++++ Rows ++++

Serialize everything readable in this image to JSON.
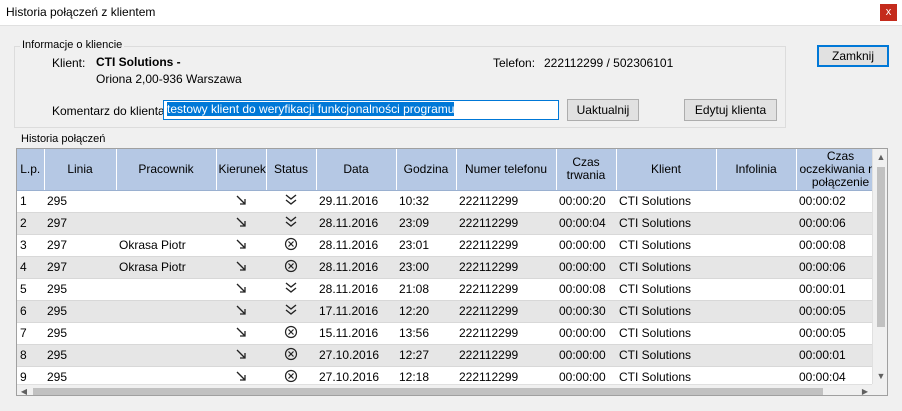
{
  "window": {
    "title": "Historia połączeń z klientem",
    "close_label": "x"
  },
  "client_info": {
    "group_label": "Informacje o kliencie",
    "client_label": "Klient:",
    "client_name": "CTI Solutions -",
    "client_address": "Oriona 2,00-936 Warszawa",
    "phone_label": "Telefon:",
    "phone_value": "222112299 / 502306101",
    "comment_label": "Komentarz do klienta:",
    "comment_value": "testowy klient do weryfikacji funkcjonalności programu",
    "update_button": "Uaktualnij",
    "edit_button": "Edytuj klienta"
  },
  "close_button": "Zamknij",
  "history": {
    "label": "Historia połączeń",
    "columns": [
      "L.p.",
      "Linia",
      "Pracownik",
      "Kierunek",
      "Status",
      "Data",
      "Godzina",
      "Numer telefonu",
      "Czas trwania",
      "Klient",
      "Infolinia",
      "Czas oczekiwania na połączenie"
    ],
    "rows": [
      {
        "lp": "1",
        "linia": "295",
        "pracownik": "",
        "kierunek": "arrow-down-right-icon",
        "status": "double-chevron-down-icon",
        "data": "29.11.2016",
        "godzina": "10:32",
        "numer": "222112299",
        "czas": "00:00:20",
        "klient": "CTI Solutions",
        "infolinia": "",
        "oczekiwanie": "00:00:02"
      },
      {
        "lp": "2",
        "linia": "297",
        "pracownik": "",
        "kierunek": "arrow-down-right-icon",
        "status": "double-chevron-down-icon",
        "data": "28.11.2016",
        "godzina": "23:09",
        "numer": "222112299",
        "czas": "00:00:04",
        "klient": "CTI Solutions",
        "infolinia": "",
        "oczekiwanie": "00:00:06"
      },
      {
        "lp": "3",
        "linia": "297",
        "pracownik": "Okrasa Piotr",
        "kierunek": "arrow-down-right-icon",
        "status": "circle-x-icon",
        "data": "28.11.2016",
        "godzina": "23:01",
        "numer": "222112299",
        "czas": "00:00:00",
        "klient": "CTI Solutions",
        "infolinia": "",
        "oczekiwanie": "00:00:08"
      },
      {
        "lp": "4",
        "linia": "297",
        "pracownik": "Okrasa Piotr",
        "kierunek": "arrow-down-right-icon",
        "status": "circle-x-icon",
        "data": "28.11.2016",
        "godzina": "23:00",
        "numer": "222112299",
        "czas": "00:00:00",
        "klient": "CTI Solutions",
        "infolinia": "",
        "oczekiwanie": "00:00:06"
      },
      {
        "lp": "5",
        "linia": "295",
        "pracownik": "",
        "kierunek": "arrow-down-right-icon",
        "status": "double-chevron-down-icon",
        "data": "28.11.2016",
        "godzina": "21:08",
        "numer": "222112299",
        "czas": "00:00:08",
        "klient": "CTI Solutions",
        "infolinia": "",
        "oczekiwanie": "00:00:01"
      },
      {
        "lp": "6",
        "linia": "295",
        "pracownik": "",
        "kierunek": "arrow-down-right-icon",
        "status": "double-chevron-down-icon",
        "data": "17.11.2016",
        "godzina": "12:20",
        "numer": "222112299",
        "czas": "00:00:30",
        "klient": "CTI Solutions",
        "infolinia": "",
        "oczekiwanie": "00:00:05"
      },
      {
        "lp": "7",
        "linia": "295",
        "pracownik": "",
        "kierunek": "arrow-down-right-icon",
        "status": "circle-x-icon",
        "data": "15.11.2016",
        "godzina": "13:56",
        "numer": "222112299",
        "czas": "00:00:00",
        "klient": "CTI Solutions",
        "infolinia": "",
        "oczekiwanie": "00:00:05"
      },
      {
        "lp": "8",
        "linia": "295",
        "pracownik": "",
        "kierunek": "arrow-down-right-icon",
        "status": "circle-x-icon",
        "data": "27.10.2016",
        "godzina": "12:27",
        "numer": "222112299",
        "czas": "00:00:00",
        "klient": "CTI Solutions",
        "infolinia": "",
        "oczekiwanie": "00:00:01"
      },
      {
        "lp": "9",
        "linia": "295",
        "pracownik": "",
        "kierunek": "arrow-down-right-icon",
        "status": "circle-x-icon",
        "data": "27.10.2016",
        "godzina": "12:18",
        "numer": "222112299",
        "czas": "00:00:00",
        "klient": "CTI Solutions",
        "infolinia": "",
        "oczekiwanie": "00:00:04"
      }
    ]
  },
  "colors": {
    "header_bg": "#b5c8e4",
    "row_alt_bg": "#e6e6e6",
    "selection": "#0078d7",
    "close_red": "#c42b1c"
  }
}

++++
++++ Rows ++++

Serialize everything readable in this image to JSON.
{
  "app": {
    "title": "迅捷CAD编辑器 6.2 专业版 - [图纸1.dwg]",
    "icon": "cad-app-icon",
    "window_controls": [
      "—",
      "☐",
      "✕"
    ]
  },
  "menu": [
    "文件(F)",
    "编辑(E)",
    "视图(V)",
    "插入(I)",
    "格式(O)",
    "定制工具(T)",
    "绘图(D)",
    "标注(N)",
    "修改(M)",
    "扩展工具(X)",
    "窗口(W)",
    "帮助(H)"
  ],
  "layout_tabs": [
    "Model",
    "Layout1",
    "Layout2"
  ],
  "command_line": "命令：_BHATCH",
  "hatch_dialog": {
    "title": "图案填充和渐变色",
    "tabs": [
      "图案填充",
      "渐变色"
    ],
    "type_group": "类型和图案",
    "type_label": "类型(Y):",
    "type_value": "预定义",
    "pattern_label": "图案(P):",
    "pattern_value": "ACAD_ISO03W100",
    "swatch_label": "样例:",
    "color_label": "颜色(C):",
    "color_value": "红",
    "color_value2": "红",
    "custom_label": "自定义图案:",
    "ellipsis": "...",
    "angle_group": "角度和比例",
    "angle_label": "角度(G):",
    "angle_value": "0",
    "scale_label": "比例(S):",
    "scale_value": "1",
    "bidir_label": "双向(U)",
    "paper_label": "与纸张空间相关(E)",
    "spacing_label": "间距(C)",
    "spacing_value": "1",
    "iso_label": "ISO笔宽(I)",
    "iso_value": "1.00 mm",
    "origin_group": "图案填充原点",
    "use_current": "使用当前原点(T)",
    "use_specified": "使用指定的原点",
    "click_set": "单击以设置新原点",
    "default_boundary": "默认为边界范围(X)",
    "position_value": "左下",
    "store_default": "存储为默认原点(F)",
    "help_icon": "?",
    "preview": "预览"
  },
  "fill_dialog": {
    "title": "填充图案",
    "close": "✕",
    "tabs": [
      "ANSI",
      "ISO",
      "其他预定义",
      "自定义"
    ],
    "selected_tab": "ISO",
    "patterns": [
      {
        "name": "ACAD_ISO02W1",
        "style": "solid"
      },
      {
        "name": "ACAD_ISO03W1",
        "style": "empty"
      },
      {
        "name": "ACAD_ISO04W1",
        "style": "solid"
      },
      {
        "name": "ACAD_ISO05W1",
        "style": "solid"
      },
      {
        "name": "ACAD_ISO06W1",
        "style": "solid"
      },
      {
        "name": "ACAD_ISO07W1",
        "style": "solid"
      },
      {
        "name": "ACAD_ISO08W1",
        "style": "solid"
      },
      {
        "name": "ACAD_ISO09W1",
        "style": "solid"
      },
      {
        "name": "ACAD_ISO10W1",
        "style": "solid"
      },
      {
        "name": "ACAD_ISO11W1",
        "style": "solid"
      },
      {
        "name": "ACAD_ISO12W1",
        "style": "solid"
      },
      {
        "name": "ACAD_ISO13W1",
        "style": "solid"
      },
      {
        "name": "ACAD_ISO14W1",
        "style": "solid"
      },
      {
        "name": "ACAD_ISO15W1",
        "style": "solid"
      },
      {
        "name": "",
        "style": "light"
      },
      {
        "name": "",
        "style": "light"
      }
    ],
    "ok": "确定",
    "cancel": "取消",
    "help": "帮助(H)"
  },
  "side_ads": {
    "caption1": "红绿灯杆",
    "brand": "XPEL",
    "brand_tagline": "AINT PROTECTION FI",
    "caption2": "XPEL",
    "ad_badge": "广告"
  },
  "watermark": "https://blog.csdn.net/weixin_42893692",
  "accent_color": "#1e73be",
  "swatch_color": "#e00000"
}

++++

Stated task:
Each line with the string "Historia" in it needs to be found and copied.

Answer to this task:
    "title": "Historia połączeń z klientem",
    "label": "Historia połączeń",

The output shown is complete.